--- Provided data ---

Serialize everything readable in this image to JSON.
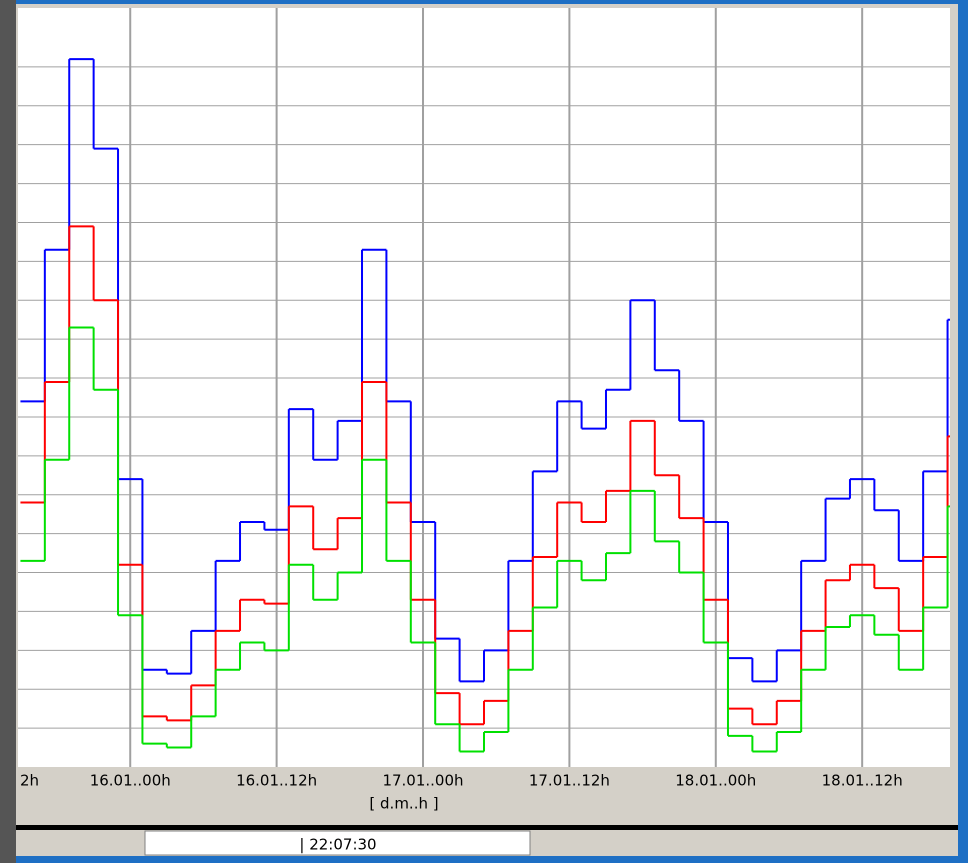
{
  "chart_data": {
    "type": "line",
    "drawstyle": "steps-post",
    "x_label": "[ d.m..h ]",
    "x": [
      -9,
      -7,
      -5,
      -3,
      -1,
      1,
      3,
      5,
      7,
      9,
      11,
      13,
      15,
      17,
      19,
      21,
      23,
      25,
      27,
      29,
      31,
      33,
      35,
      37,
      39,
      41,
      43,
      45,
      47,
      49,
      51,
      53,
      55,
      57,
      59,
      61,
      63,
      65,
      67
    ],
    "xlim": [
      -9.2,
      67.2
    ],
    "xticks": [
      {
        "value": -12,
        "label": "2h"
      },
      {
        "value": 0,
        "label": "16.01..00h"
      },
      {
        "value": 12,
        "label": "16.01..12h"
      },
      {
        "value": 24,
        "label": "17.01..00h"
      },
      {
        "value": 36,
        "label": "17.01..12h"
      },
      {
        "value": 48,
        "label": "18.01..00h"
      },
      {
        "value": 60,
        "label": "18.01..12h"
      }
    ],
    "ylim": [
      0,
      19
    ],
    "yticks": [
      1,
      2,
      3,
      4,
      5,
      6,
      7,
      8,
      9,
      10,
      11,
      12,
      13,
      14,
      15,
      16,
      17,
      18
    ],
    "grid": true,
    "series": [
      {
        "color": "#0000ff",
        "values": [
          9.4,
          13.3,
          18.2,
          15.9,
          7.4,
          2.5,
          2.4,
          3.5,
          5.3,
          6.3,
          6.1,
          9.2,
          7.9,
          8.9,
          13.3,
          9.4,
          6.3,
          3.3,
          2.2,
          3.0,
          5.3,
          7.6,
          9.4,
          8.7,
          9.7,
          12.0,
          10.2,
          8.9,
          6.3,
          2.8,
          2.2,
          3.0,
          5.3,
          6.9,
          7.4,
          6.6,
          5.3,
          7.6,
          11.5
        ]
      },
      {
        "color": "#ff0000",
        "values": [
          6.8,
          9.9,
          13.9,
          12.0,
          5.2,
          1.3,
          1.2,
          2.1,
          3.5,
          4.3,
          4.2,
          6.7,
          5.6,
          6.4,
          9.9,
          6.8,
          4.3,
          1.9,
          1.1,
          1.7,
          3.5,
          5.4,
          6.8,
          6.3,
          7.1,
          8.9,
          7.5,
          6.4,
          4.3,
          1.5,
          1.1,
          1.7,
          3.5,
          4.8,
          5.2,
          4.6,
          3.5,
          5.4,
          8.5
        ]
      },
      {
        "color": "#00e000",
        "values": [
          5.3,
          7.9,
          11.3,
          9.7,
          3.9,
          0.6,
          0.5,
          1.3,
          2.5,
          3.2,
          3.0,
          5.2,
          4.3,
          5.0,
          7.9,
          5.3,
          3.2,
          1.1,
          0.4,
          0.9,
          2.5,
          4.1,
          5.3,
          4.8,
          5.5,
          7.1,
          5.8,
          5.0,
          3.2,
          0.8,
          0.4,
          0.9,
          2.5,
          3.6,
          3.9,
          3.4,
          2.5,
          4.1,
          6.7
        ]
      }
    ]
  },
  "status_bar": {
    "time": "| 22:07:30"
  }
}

---
--- Provided data ---

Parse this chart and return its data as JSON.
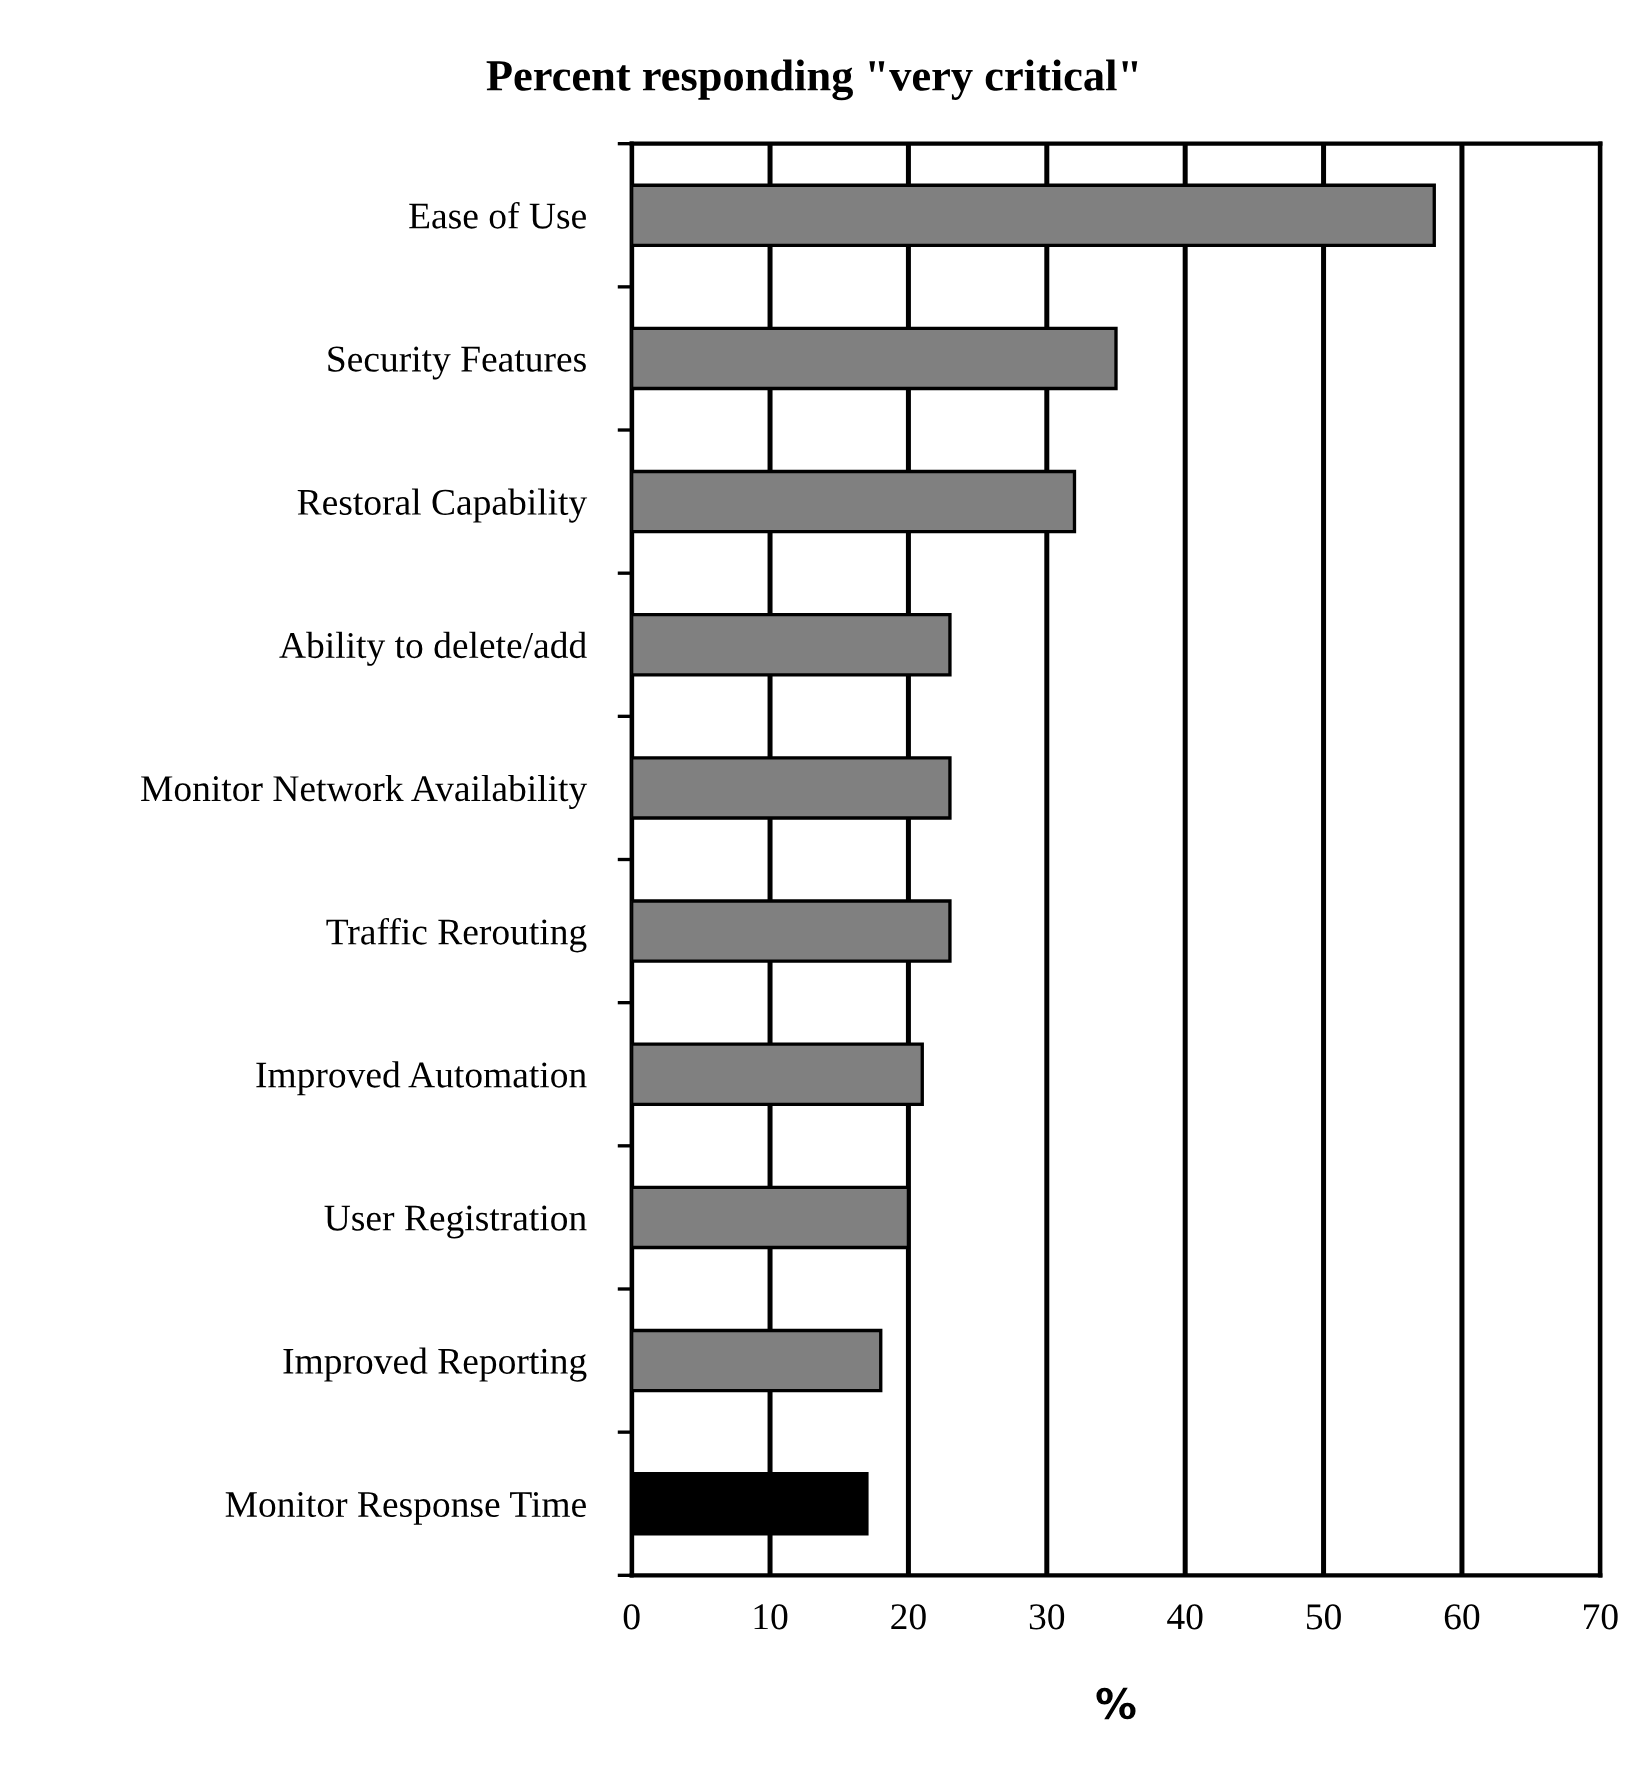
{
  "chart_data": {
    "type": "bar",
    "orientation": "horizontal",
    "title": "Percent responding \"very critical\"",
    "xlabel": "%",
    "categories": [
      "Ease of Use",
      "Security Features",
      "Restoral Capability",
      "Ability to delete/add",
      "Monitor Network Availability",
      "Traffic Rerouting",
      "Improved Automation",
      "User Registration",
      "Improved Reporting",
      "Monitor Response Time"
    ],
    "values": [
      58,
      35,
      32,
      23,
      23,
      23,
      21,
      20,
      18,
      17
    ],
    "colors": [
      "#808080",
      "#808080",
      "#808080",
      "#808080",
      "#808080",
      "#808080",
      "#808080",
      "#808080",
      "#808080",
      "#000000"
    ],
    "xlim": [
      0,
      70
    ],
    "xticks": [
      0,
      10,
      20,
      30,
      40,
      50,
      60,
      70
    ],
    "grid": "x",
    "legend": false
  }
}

---

* _Task directions_
From the entries above, extract each line containing "Improved".

* _Complete response_
      "Improved Automation",
      "Improved Reporting",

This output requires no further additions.